_Work instructions_:
Type out the material below exactly.

_Excerpted data_:
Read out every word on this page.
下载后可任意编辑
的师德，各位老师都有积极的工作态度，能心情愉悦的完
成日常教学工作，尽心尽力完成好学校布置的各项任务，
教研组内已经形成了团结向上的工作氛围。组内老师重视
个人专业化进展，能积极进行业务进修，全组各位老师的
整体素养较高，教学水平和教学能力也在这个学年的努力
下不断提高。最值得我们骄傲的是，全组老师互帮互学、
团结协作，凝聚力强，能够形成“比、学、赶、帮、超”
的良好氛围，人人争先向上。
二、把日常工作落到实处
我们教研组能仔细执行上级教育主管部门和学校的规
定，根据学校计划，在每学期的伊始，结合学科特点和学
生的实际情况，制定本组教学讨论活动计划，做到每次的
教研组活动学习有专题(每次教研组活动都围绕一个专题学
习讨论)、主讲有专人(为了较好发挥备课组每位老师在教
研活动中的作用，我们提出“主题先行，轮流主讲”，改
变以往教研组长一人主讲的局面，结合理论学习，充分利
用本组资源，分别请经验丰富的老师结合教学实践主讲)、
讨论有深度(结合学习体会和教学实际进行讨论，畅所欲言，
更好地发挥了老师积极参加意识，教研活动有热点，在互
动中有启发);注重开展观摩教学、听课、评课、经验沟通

_Exercise solution_:
Read out every word on this page.
下载后可任意编辑
的师德，各位老师都有积极的工作态度，能心情愉悦的完
成日常教学工作，尽心尽力完成好学校布置的各项任务，
教研组内已经形成了团结向上的工作氛围。组内老师重视
个人专业化进展，能积极进行业务进修，全组各位老师的
整体素养较高，教学水平和教学能力也在这个学年的努力
下不断提高。最值得我们骄傲的是，全组老师互帮互学、
团结协作，凝聚力强，能够形成“比、学、赶、帮、超”
的良好氛围，人人争先向上。
二、把日常工作落到实处
我们教研组能仔细执行上级教育主管部门和学校的规
定，根据学校计划，在每学期的伊始，结合学科特点和学
生的实际情况，制定本组教学讨论活动计划，做到每次的
教研组活动学习有专题(每次教研组活动都围绕一个专题学
习讨论)、主讲有专人(为了较好发挥备课组每位老师在教
研活动中的作用，我们提出“主题先行，轮流主讲”，改
变以往教研组长一人主讲的局面，结合理论学习，充分利
用本组资源，分别请经验丰富的老师结合教学实践主讲)、
讨论有深度(结合学习体会和教学实际进行讨论，畅所欲言，
更好地发挥了老师积极参加意识，教研活动有热点，在互
动中有启发);注重开展观摩教学、听课、评课、经验沟通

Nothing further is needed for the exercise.